● **Requirement**
Return each line holding the string "after".

(Collected data)
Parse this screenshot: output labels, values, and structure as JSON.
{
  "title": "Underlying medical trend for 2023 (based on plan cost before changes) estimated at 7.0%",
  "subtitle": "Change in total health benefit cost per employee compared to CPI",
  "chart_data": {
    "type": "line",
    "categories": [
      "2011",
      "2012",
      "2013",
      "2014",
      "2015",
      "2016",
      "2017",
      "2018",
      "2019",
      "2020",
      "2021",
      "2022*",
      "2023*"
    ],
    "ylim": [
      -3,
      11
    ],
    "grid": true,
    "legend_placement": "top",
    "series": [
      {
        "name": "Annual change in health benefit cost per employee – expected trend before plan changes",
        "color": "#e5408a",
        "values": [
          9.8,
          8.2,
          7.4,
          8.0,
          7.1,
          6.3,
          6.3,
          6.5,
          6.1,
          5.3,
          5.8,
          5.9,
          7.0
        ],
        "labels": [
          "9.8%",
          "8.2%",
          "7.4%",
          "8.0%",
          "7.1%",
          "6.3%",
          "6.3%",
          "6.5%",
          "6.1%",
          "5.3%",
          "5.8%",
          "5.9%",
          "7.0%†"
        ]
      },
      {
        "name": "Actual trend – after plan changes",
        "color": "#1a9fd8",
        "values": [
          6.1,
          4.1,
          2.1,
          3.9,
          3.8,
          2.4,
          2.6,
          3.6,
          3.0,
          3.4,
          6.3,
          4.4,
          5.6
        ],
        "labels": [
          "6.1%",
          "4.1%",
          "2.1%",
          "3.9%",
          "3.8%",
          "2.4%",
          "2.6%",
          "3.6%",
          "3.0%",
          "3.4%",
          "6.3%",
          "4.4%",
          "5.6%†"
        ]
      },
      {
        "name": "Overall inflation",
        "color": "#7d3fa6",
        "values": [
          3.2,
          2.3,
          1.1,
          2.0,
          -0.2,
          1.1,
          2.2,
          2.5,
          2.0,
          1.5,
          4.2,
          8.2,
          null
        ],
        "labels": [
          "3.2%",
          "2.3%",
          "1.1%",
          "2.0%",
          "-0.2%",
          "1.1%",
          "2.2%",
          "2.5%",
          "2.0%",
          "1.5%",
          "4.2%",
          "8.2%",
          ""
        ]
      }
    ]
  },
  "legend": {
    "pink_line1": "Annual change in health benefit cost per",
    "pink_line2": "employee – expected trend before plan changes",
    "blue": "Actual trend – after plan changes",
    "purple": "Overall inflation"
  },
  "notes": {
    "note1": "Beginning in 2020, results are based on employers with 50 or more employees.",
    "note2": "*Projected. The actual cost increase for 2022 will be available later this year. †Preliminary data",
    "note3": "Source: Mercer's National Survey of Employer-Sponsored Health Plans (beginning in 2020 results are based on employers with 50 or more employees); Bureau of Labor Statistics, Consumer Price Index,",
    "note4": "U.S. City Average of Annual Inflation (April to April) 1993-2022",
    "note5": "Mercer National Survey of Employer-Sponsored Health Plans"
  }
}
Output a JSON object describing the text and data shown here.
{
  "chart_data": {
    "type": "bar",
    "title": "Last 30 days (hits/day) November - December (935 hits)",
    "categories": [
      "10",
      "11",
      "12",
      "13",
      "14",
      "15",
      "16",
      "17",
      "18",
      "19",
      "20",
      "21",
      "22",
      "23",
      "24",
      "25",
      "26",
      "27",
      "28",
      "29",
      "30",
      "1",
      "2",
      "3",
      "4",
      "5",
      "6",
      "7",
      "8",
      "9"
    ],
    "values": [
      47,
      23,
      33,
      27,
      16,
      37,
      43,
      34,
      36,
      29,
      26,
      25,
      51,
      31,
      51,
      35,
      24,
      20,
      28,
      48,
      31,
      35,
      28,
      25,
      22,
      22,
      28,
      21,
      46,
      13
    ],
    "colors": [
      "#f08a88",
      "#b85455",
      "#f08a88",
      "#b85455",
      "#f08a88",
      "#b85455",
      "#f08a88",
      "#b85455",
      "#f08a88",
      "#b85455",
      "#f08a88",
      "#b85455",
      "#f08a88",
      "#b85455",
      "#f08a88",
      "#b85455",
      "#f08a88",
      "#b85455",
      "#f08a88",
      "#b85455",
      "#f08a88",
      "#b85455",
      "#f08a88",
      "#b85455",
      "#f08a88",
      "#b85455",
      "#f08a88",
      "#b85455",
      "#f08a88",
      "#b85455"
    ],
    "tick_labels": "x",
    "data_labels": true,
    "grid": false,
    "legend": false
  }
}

● **Worked solution**
        "name": "Actual trend – after plan changes",
    "blue": "Actual trend – after plan changes",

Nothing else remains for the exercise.